● DESCRIPTION OF THE TASK:
Exclude all pictures, then copy each of the records exactly as written.

● DATA SUPPLIED:
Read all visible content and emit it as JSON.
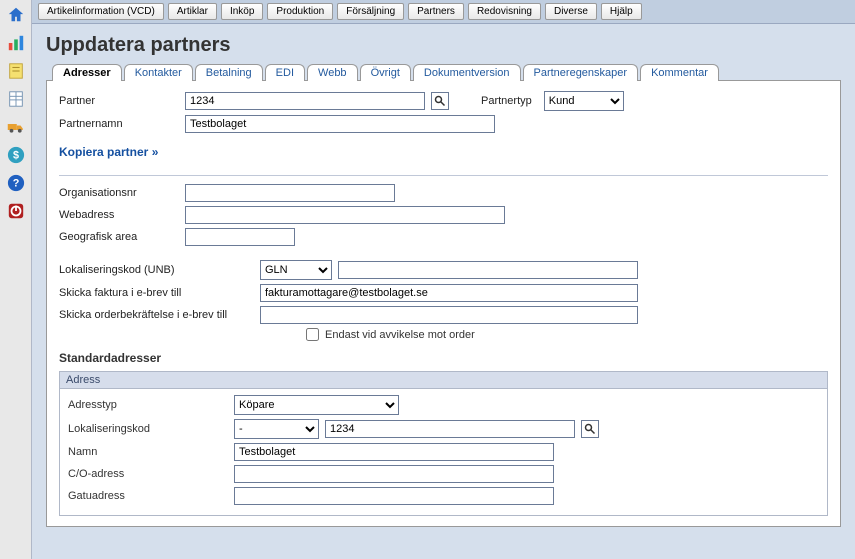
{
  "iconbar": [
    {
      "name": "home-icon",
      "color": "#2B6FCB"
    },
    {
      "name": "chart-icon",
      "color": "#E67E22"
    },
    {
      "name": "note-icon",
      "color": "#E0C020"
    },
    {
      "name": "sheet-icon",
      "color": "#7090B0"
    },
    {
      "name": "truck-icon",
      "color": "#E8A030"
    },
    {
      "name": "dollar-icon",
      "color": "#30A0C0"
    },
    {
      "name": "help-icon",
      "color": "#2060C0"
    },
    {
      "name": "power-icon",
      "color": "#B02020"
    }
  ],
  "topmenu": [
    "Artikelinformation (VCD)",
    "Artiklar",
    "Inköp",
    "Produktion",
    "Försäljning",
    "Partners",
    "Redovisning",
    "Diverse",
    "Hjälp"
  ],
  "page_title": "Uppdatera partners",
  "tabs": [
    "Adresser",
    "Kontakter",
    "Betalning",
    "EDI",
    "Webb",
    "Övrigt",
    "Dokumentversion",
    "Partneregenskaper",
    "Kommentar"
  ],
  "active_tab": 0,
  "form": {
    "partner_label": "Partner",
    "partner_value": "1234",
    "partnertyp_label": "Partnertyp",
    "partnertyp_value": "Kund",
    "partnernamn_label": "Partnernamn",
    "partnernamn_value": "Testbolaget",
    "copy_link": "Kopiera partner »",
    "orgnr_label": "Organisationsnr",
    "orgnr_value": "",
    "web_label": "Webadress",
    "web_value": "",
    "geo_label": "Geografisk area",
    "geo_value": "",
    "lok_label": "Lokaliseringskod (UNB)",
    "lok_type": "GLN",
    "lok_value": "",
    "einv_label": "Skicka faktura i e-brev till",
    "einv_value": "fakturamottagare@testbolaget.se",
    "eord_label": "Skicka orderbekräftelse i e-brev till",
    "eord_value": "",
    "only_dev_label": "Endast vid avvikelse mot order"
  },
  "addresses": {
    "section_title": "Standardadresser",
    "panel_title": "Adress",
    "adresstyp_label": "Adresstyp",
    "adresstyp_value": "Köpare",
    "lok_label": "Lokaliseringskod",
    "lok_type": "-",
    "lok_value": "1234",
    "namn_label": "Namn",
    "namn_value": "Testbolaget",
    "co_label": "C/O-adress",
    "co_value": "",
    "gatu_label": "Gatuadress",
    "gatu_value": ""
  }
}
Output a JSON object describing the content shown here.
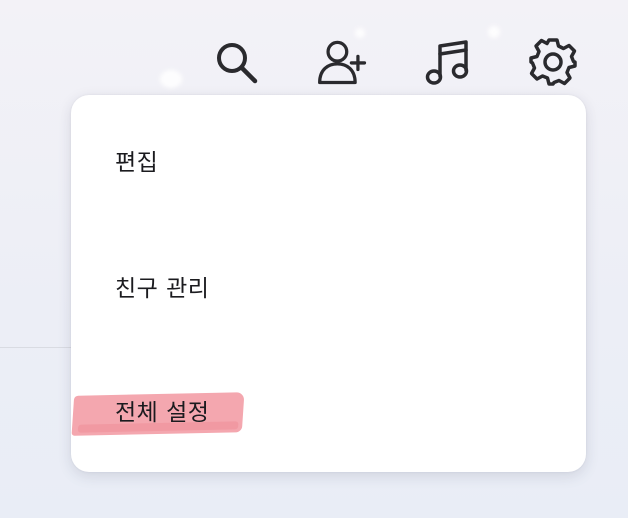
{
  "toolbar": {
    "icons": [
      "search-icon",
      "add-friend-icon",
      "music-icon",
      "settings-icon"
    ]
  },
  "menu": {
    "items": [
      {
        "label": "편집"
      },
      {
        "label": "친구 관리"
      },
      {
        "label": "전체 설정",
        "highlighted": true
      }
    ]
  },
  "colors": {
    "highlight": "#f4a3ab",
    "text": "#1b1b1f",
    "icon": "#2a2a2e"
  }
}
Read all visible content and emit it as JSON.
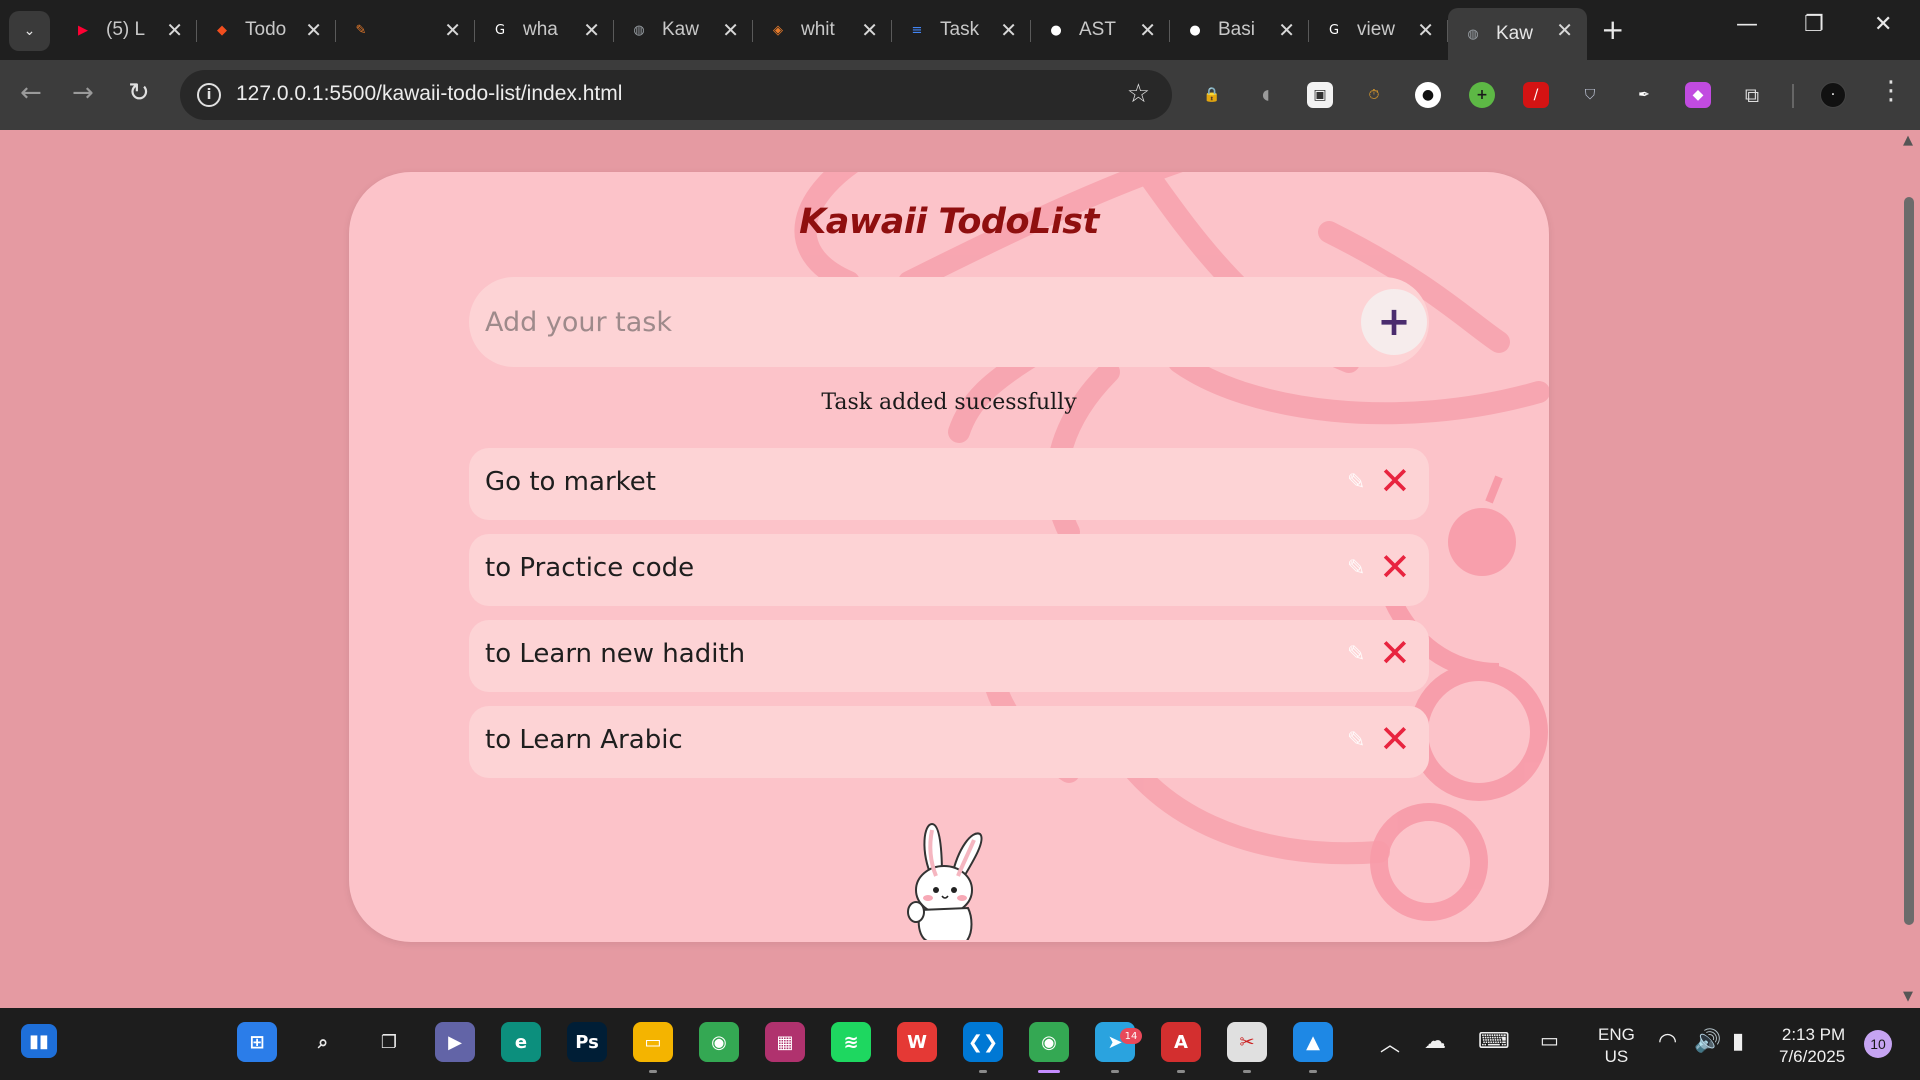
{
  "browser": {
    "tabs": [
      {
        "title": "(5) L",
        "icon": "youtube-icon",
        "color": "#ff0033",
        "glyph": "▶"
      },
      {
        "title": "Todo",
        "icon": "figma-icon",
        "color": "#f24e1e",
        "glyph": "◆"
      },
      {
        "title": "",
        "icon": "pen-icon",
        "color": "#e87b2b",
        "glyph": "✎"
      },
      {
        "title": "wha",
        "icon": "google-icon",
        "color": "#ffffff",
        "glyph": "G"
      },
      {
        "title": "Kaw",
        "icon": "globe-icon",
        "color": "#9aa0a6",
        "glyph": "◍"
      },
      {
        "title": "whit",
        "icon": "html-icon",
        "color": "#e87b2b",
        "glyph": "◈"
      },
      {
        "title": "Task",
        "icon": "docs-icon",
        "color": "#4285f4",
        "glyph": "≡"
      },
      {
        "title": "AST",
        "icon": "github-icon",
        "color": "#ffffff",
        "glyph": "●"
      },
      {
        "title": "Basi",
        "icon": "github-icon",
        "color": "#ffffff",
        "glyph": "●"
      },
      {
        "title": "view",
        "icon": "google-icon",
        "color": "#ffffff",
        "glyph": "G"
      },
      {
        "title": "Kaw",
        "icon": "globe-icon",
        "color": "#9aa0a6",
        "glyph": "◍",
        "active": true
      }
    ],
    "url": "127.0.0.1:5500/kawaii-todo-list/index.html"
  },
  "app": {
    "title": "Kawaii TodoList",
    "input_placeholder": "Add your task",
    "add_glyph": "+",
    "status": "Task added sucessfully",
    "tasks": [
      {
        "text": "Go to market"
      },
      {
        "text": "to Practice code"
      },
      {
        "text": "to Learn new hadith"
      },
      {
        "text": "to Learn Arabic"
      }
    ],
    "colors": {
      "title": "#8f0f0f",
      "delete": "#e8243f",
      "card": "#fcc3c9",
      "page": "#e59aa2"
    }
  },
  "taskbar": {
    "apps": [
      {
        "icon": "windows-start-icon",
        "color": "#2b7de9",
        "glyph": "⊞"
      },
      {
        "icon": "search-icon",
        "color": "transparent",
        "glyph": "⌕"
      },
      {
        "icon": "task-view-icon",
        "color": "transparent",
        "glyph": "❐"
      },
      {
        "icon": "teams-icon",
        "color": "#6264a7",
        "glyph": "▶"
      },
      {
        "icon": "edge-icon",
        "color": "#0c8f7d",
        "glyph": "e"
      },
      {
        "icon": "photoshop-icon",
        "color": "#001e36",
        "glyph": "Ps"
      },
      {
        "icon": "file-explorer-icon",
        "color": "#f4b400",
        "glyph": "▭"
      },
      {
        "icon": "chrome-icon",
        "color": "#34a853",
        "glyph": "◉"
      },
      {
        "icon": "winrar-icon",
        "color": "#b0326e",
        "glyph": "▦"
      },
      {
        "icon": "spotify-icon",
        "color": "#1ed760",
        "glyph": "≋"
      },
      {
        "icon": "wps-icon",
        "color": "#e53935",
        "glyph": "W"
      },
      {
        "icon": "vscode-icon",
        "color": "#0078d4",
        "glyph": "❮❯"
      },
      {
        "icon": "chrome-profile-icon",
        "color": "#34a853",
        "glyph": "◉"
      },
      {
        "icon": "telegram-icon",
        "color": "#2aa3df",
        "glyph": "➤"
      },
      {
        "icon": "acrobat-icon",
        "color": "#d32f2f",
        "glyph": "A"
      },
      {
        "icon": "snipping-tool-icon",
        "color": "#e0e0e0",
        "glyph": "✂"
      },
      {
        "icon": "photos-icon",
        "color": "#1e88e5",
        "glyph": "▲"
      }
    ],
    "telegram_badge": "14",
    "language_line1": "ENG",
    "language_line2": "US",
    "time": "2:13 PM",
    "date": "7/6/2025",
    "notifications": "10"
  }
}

● CORRECT OUTPUT:
Read all visible content and emit it as JSON.
{
  "iconbar": [
    {
      "name": "home-icon",
      "color": "#2B6FCB"
    },
    {
      "name": "chart-icon",
      "color": "#E67E22"
    },
    {
      "name": "note-icon",
      "color": "#E0C020"
    },
    {
      "name": "sheet-icon",
      "color": "#7090B0"
    },
    {
      "name": "truck-icon",
      "color": "#E8A030"
    },
    {
      "name": "dollar-icon",
      "color": "#30A0C0"
    },
    {
      "name": "help-icon",
      "color": "#2060C0"
    },
    {
      "name": "power-icon",
      "color": "#B02020"
    }
  ],
  "topmenu": [
    "Artikelinformation (VCD)",
    "Artiklar",
    "Inköp",
    "Produktion",
    "Försäljning",
    "Partners",
    "Redovisning",
    "Diverse",
    "Hjälp"
  ],
  "page_title": "Uppdatera partners",
  "tabs": [
    "Adresser",
    "Kontakter",
    "Betalning",
    "EDI",
    "Webb",
    "Övrigt",
    "Dokumentversion",
    "Partneregenskaper",
    "Kommentar"
  ],
  "active_tab": 0,
  "form": {
    "partner_label": "Partner",
    "partner_value": "1234",
    "partnertyp_label": "Partnertyp",
    "partnertyp_value": "Kund",
    "partnernamn_label": "Partnernamn",
    "partnernamn_value": "Testbolaget",
    "copy_link": "Kopiera partner »",
    "orgnr_label": "Organisationsnr",
    "orgnr_value": "",
    "web_label": "Webadress",
    "web_value": "",
    "geo_label": "Geografisk area",
    "geo_value": "",
    "lok_label": "Lokaliseringskod (UNB)",
    "lok_type": "GLN",
    "lok_value": "",
    "einv_label": "Skicka faktura i e-brev till",
    "einv_value": "fakturamottagare@testbolaget.se",
    "eord_label": "Skicka orderbekräftelse i e-brev till",
    "eord_value": "",
    "only_dev_label": "Endast vid avvikelse mot order"
  },
  "addresses": {
    "section_title": "Standardadresser",
    "panel_title": "Adress",
    "adresstyp_label": "Adresstyp",
    "adresstyp_value": "Köpare",
    "lok_label": "Lokaliseringskod",
    "lok_type": "-",
    "lok_value": "1234",
    "namn_label": "Namn",
    "namn_value": "Testbolaget",
    "co_label": "C/O-adress",
    "co_value": "",
    "gatu_label": "Gatuadress",
    "gatu_value": ""
  }
}
Output a JSON object describing the content shown here.
{
  "toolbar": {
    "icons": [
      "search-icon",
      "add-friend-icon",
      "music-icon",
      "settings-icon"
    ]
  },
  "menu": {
    "items": [
      {
        "label": "편집"
      },
      {
        "label": "친구 관리"
      },
      {
        "label": "전체 설정",
        "highlighted": true
      }
    ]
  },
  "colors": {
    "highlight": "#f4a3ab",
    "text": "#1b1b1f",
    "icon": "#2a2a2e"
  }
}
Read all visible content and emit it as JSON.
{
  "browser": {
    "tabs": [
      {
        "title": "(5) L",
        "icon": "youtube-icon",
        "color": "#ff0033",
        "glyph": "▶"
      },
      {
        "title": "Todo",
        "icon": "figma-icon",
        "color": "#f24e1e",
        "glyph": "◆"
      },
      {
        "title": "",
        "icon": "pen-icon",
        "color": "#e87b2b",
        "glyph": "✎"
      },
      {
        "title": "wha",
        "icon": "google-icon",
        "color": "#ffffff",
        "glyph": "G"
      },
      {
        "title": "Kaw",
        "icon": "globe-icon",
        "color": "#9aa0a6",
        "glyph": "◍"
      },
      {
        "title": "whit",
        "icon": "html-icon",
        "color": "#e87b2b",
        "glyph": "◈"
      },
      {
        "title": "Task",
        "icon": "docs-icon",
        "color": "#4285f4",
        "glyph": "≡"
      },
      {
        "title": "AST",
        "icon": "github-icon",
        "color": "#ffffff",
        "glyph": "●"
      },
      {
        "title": "Basi",
        "icon": "github-icon",
        "color": "#ffffff",
        "glyph": "●"
      },
      {
        "title": "view",
        "icon": "google-icon",
        "color": "#ffffff",
        "glyph": "G"
      },
      {
        "title": "Kaw",
        "icon": "globe-icon",
        "color": "#9aa0a6",
        "glyph": "◍",
        "active": true
      }
    ],
    "url": "127.0.0.1:5500/kawaii-todo-list/index.html"
  },
  "app": {
    "title": "Kawaii TodoList",
    "input_placeholder": "Add your task",
    "add_glyph": "+",
    "status": "Task added sucessfully",
    "tasks": [
      {
        "text": "Go to market"
      },
      {
        "text": "to Practice code"
      },
      {
        "text": "to Learn new hadith"
      },
      {
        "text": "to Learn Arabic"
      }
    ],
    "colors": {
      "title": "#8f0f0f",
      "delete": "#e8243f",
      "card": "#fcc3c9",
      "page": "#e59aa2"
    }
  },
  "taskbar": {
    "apps": [
      {
        "icon": "windows-start-icon",
        "color": "#2b7de9",
        "glyph": "⊞"
      },
      {
        "icon": "search-icon",
        "color": "transparent",
        "glyph": "⌕"
      },
      {
        "icon": "task-view-icon",
        "color": "transparent",
        "glyph": "❐"
      },
      {
        "icon": "teams-icon",
        "color": "#6264a7",
        "glyph": "▶"
      },
      {
        "icon": "edge-icon",
        "color": "#0c8f7d",
        "glyph": "e"
      },
      {
        "icon": "photoshop-icon",
        "color": "#001e36",
        "glyph": "Ps"
      },
      {
        "icon": "file-explorer-icon",
        "color": "#f4b400",
        "glyph": "▭"
      },
      {
        "icon": "chrome-icon",
        "color": "#34a853",
        "glyph": "◉"
      },
      {
        "icon": "winrar-icon",
        "color": "#b0326e",
        "glyph": "▦"
      },
      {
        "icon": "spotify-icon",
        "color": "#1ed760",
        "glyph": "≋"
      },
      {
        "icon": "wps-icon",
        "color": "#e53935",
        "glyph": "W"
      },
      {
        "icon": "vscode-icon",
        "color": "#0078d4",
        "glyph": "❮❯"
      },
      {
        "icon": "chrome-profile-icon",
        "color": "#34a853",
        "glyph": "◉"
      },
      {
        "icon": "telegram-icon",
        "color": "#2aa3df",
        "glyph": "➤"
      },
      {
        "icon": "acrobat-icon",
        "color": "#d32f2f",
        "glyph": "A"
      },
      {
        "icon": "snipping-tool-icon",
        "color": "#e0e0e0",
        "glyph": "✂"
      },
      {
        "icon": "photos-icon",
        "color": "#1e88e5",
        "glyph": "▲"
      }
    ],
    "telegram_badge": "14",
    "language_line1": "ENG",
    "language_line2": "US",
    "time": "2:13 PM",
    "date": "7/6/2025",
    "notifications": "10"
  }
}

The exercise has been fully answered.